● **Your goal**
Lines that contain "natural" are to be counted; give only their number.

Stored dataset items
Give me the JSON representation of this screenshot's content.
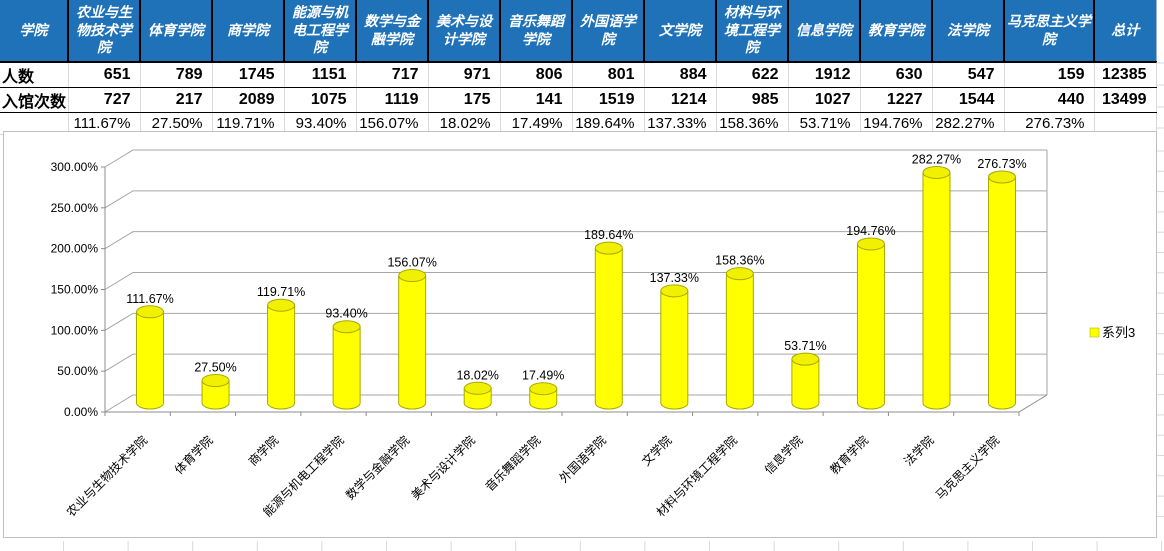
{
  "table": {
    "corner_label": "学院",
    "columns": [
      "农业与生物技术学院",
      "体育学院",
      "商学院",
      "能源与机电工程学院",
      "数学与金融学院",
      "美术与设计学院",
      "音乐舞蹈学院",
      "外国语学院",
      "文学院",
      "材料与环境工程学院",
      "信息学院",
      "教育学院",
      "法学院",
      "马克思主义学院",
      "总计"
    ],
    "rows": [
      {
        "label": "人数",
        "cells": [
          "651",
          "789",
          "1745",
          "1151",
          "717",
          "971",
          "806",
          "801",
          "884",
          "622",
          "1912",
          "630",
          "547",
          "159",
          "12385"
        ]
      },
      {
        "label": "入馆次数",
        "cells": [
          "727",
          "217",
          "2089",
          "1075",
          "1119",
          "175",
          "141",
          "1519",
          "1214",
          "985",
          "1027",
          "1227",
          "1544",
          "440",
          "13499"
        ]
      },
      {
        "label": "",
        "cells": [
          "111.67%",
          "27.50%",
          "119.71%",
          "93.40%",
          "156.07%",
          "18.02%",
          "17.49%",
          "189.64%",
          "137.33%",
          "158.36%",
          "53.71%",
          "194.76%",
          "282.27%",
          "276.73%",
          ""
        ]
      }
    ]
  },
  "chart_data": {
    "type": "bar",
    "style": "3d-cylinder",
    "title": "",
    "categories": [
      "农业与生物技术学院",
      "体育学院",
      "商学院",
      "能源与机电工程学院",
      "数学与金融学院",
      "美术与设计学院",
      "音乐舞蹈学院",
      "外国语学院",
      "文学院",
      "材料与环境工程学院",
      "信息学院",
      "教育学院",
      "法学院",
      "马克思主义学院"
    ],
    "series": [
      {
        "name": "系列3",
        "values": [
          111.67,
          27.5,
          119.71,
          93.4,
          156.07,
          18.02,
          17.49,
          189.64,
          137.33,
          158.36,
          53.71,
          194.76,
          282.27,
          276.73
        ]
      }
    ],
    "data_labels": [
      "111.67%",
      "27.50%",
      "119.71%",
      "93.40%",
      "156.07%",
      "18.02%",
      "17.49%",
      "189.64%",
      "137.33%",
      "158.36%",
      "53.71%",
      "194.76%",
      "282.27%",
      "276.73%"
    ],
    "y_ticks": [
      "0.00%",
      "50.00%",
      "100.00%",
      "150.00%",
      "200.00%",
      "250.00%",
      "300.00%"
    ],
    "ylim": [
      0,
      300
    ],
    "grid": true,
    "legend": {
      "label": "系列3",
      "position": "right"
    }
  },
  "colors": {
    "header_bg": "#1F72B8",
    "header_text": "#ffffff",
    "bar_fill": "#FFFF00",
    "bar_edge": "#A8A800",
    "bar_top_fill": "#F0F000",
    "gridline": "#A6A6A6",
    "chart_border": "#C0C0C0"
  }
}
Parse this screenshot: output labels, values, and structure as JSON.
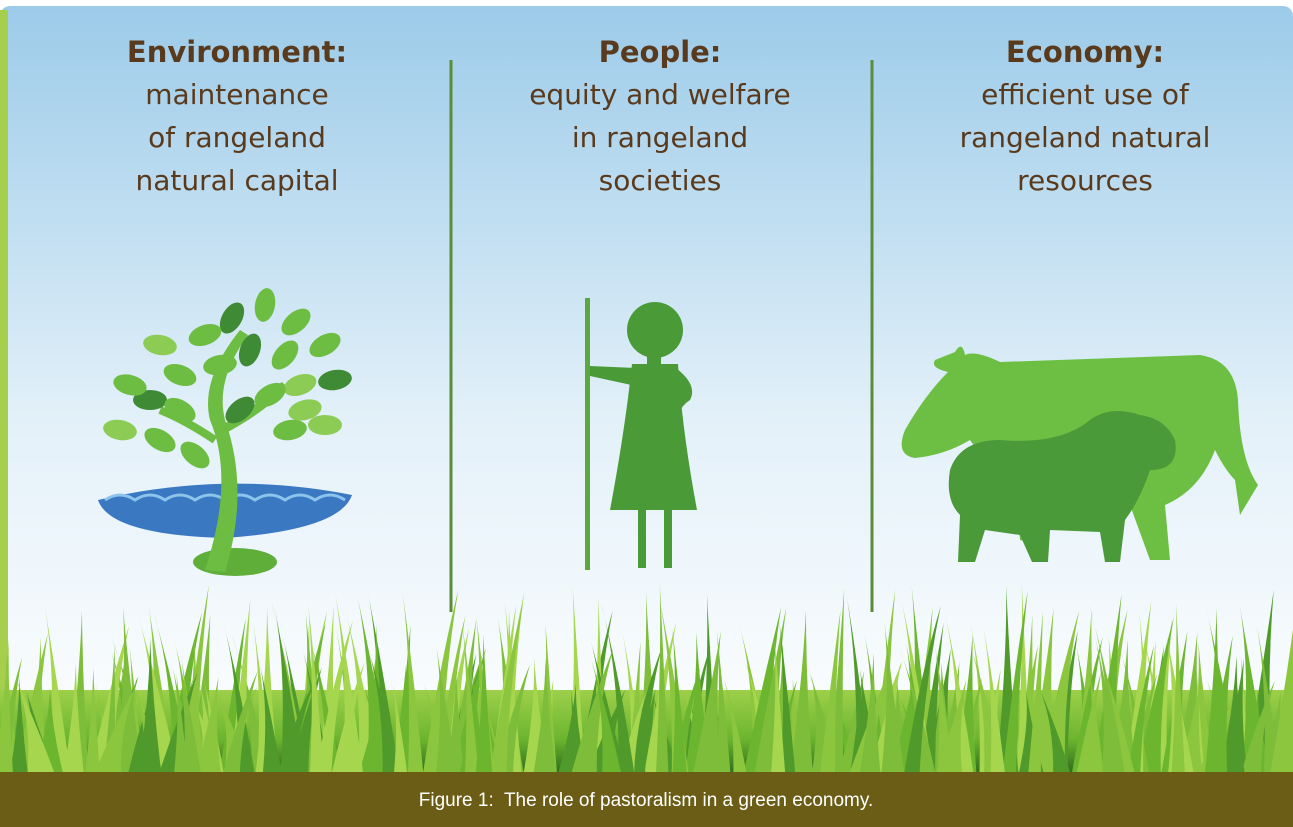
{
  "panels": [
    {
      "title": "Environment:",
      "lines": [
        "maintenance",
        "of rangeland",
        "natural capital"
      ]
    },
    {
      "title": "People:",
      "lines": [
        "equity and welfare",
        "in rangeland",
        "societies"
      ]
    },
    {
      "title": "Economy:",
      "lines": [
        "efficient use of",
        "rangeland natural",
        "resources"
      ]
    }
  ],
  "caption": "Figure 1:  The role of pastoralism in a green economy."
}
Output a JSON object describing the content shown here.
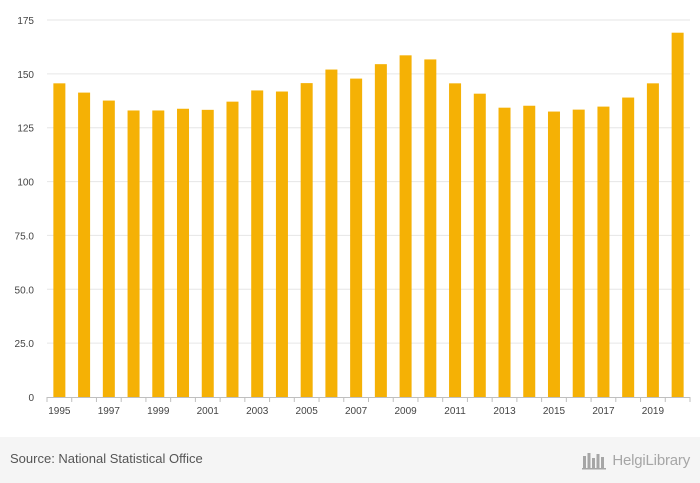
{
  "chart_data": {
    "type": "bar",
    "categories": [
      "1995",
      "1996",
      "1997",
      "1998",
      "1999",
      "2000",
      "2001",
      "2002",
      "2003",
      "2004",
      "2005",
      "2006",
      "2007",
      "2008",
      "2009",
      "2010",
      "2011",
      "2012",
      "2013",
      "2014",
      "2015",
      "2016",
      "2017",
      "2018",
      "2019",
      "2020"
    ],
    "x_tick_labels": [
      "1995",
      "1997",
      "1999",
      "2001",
      "2003",
      "2005",
      "2007",
      "2009",
      "2011",
      "2013",
      "2015",
      "2017",
      "2019"
    ],
    "values": [
      145.6,
      141.3,
      137.6,
      133.0,
      133.0,
      133.8,
      133.3,
      137.1,
      142.3,
      141.8,
      145.7,
      152.0,
      147.8,
      154.5,
      158.6,
      156.7,
      145.6,
      140.8,
      134.3,
      135.2,
      132.5,
      133.4,
      134.8,
      139.0,
      145.6,
      169.1
    ],
    "ylim": [
      0,
      175
    ],
    "y_ticks": [
      0,
      25,
      50,
      75,
      100,
      125,
      150,
      175
    ],
    "y_tick_labels": [
      "0",
      "25.0",
      "50.0",
      "75.0",
      "100",
      "125",
      "150",
      "175"
    ],
    "grid": true,
    "title": "",
    "xlabel": "",
    "ylabel": ""
  },
  "colors": {
    "bar": "#f5b105",
    "grid": "#e6e6e6",
    "axis": "#bfbfbf",
    "tick_text": "#444444"
  },
  "footer": {
    "source": "Source: National Statistical Office",
    "brand": "HelgiLibrary"
  }
}
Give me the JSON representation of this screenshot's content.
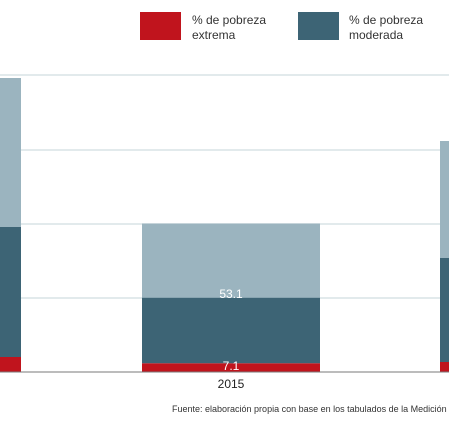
{
  "chart_data": {
    "type": "bar",
    "stacked": true,
    "categories": [
      "",
      "2015",
      ""
    ],
    "series": [
      {
        "name": "% de pobreza extrema",
        "values": [
          null,
          7.1,
          null
        ]
      },
      {
        "name": "% de pobreza moderada",
        "values": [
          null,
          53.1,
          null
        ]
      },
      {
        "name": "",
        "values": [
          null,
          60.1,
          null
        ]
      }
    ],
    "ylim": [
      0,
      160
    ],
    "grid": true,
    "legend": "top-right"
  },
  "legend": {
    "extreme": "% de pobreza extrema",
    "moderate": "% de pobreza moderada"
  },
  "labels": {
    "extreme_value": "7.1",
    "moderate_value": "53.1",
    "upper_value": "60.1",
    "year": "2015"
  },
  "source": "Fuente: elaboración propia con base en los tabulados de la Medición Multidi",
  "colors": {
    "extreme": "#c0141d",
    "moderate": "#3d6475",
    "upper": "#9bb4bf",
    "grid": "#c5d4da",
    "axis": "#7a7a7a"
  }
}
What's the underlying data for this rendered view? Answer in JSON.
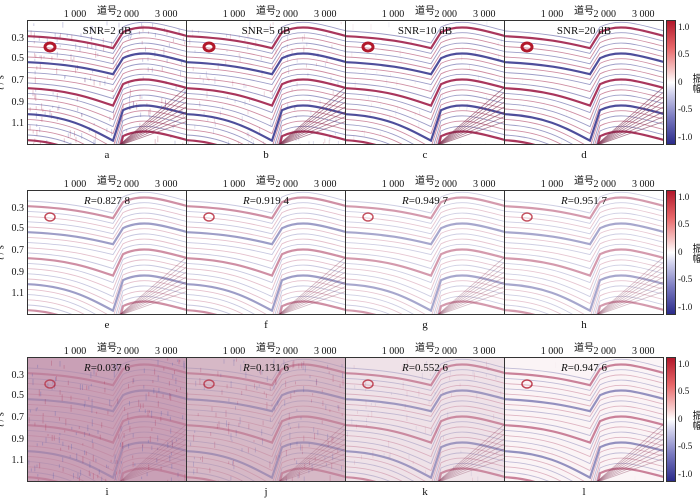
{
  "axis": {
    "top_label": "道号",
    "x_ticks": [
      "1 000",
      "2 000",
      "3 000"
    ],
    "y_label_var": "t",
    "y_label_unit": " / s",
    "y_ticks": [
      "0.3",
      "0.5",
      "0.7",
      "0.9",
      "1.1"
    ]
  },
  "colorbar": {
    "label": "振幅",
    "ticks": [
      "1.0",
      "0.5",
      "0",
      "-0.5",
      "-1.0"
    ],
    "colors": [
      "#b2182b",
      "#ffffff",
      "#2b2b8a"
    ]
  },
  "rows": [
    {
      "panels": [
        {
          "letter": "a",
          "prefix": "",
          "text": "SNR=2 dB"
        },
        {
          "letter": "b",
          "prefix": "",
          "text": "SNR=5 dB"
        },
        {
          "letter": "c",
          "prefix": "",
          "text": "SNR=10 dB"
        },
        {
          "letter": "d",
          "prefix": "",
          "text": "SNR=20 dB"
        }
      ]
    },
    {
      "panels": [
        {
          "letter": "e",
          "prefix": "R",
          "text": "=0.827 8"
        },
        {
          "letter": "f",
          "prefix": "R",
          "text": "=0.919 4"
        },
        {
          "letter": "g",
          "prefix": "R",
          "text": "=0.949 7"
        },
        {
          "letter": "h",
          "prefix": "R",
          "text": "=0.951 7"
        }
      ]
    },
    {
      "panels": [
        {
          "letter": "i",
          "prefix": "R",
          "text": "=0.037 6"
        },
        {
          "letter": "j",
          "prefix": "R",
          "text": "=0.131 6"
        },
        {
          "letter": "k",
          "prefix": "R",
          "text": "=0.552 6"
        },
        {
          "letter": "l",
          "prefix": "R",
          "text": "=0.947 6"
        }
      ]
    }
  ]
}
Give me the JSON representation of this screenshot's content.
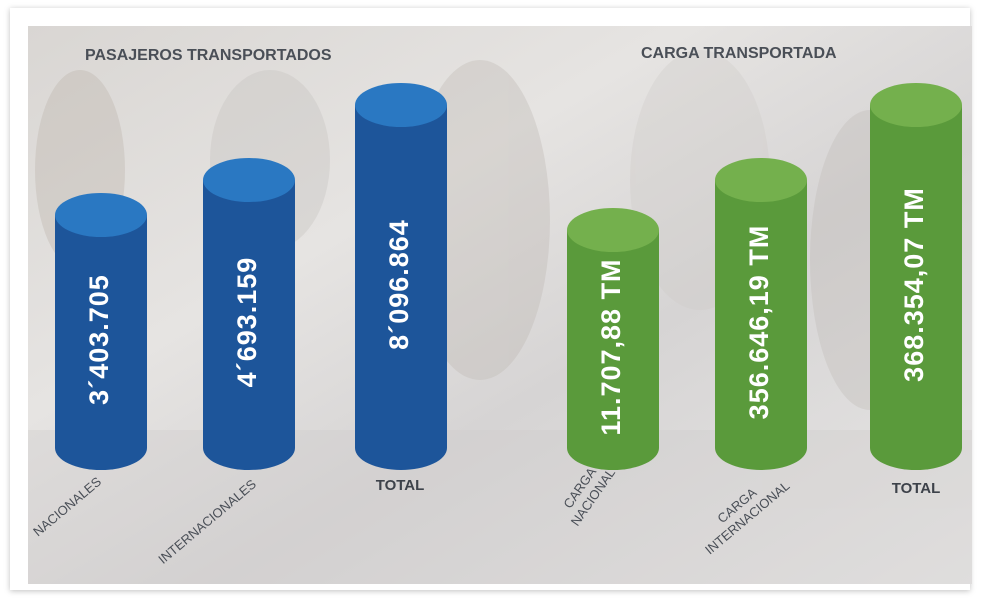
{
  "panels": [
    {
      "title": "PASAJEROS TRANSPORTADOS",
      "items": [
        {
          "value": "3´403.705",
          "label": [
            "NACIONALES"
          ]
        },
        {
          "value": "4´693.159",
          "label": [
            "INTERNACIONALES"
          ]
        },
        {
          "value": "8´096.864",
          "label": [
            "TOTAL"
          ]
        }
      ]
    },
    {
      "title": "CARGA TRANSPORTADA",
      "items": [
        {
          "value": "11.707,88 TM",
          "label": [
            "CARGA",
            "NACIONAL"
          ]
        },
        {
          "value": "356.646,19 TM",
          "label": [
            "CARGA",
            "INTERNACIONAL"
          ]
        },
        {
          "value": "368.354,07 TM",
          "label": [
            "TOTAL"
          ]
        }
      ]
    }
  ]
}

● **Written response**
2